§ WHAT IS EXPECTED
Select, from the material below, each line with "depends" in it.

§ RECORDS PROVIDED
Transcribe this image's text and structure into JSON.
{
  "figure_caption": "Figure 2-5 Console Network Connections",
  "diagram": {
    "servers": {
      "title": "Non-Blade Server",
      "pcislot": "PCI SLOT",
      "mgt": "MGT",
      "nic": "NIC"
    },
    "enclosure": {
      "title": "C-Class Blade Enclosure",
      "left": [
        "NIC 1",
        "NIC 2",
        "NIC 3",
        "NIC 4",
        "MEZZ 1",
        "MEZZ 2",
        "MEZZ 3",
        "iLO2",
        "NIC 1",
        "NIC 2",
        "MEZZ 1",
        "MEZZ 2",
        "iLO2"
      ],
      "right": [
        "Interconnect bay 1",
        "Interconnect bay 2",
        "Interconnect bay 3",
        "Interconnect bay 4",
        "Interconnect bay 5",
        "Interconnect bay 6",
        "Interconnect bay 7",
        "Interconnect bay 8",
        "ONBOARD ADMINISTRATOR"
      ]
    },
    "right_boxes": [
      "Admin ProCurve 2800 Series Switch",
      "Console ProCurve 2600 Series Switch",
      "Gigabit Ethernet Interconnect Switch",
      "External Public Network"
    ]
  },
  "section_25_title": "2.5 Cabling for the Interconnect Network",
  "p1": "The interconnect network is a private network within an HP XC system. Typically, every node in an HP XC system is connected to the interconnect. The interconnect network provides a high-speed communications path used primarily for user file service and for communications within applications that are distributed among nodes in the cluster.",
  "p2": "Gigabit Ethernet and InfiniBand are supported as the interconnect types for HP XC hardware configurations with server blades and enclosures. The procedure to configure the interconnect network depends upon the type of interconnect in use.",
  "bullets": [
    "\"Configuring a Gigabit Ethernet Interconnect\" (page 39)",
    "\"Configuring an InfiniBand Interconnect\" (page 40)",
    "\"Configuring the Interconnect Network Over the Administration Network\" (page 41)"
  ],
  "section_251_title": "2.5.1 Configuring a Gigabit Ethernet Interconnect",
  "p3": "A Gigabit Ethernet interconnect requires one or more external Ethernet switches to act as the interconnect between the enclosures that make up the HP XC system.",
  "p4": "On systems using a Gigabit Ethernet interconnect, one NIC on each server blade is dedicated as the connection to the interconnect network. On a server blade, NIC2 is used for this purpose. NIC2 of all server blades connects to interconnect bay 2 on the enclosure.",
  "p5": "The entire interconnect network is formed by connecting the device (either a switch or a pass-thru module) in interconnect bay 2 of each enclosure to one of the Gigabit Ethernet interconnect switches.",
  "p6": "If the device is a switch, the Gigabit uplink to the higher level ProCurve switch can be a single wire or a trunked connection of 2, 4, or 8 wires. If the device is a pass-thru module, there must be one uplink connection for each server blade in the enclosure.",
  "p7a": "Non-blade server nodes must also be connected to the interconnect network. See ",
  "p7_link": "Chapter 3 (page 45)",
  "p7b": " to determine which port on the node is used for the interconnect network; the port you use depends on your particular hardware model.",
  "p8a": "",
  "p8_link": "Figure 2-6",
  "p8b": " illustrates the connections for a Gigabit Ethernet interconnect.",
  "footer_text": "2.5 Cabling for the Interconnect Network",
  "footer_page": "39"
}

--

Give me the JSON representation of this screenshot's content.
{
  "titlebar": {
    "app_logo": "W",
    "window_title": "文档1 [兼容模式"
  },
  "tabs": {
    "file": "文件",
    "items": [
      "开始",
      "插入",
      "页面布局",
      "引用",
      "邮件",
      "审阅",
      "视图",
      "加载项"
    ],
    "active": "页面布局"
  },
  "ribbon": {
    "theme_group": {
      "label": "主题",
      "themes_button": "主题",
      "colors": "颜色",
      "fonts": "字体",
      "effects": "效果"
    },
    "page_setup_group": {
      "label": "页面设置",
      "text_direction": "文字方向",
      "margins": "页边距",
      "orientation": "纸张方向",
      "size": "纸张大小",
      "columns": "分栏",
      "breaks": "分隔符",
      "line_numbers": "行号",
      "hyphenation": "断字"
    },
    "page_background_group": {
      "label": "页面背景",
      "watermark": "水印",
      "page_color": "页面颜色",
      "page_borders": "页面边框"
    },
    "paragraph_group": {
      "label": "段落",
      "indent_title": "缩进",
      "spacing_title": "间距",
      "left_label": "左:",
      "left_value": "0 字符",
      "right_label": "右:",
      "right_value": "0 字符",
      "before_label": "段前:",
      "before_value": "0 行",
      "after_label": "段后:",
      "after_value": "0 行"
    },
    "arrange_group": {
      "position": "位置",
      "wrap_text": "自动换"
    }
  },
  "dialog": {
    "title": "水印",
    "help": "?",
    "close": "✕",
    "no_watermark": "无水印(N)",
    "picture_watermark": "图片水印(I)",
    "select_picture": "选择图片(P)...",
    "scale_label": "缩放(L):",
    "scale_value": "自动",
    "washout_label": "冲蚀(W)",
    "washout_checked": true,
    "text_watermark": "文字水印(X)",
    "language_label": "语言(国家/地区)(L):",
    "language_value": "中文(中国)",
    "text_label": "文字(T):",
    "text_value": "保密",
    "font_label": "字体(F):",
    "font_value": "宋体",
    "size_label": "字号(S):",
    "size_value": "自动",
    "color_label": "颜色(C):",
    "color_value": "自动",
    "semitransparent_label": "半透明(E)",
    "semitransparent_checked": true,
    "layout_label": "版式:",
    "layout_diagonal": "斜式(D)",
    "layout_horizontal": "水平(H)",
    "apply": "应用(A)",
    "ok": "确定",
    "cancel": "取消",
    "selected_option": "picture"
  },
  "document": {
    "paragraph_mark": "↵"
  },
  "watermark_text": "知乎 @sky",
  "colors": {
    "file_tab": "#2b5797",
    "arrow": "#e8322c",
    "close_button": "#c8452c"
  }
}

§ RESPONSE FOR THIS EXERCISE
  "p2": "Gigabit Ethernet and InfiniBand are supported as the interconnect types for HP XC hardware configurations with server blades and enclosures. The procedure to configure the interconnect network depends upon the type of interconnect in use.",
  "p7b": " to determine which port on the node is used for the interconnect network; the port you use depends on your particular hardware model.",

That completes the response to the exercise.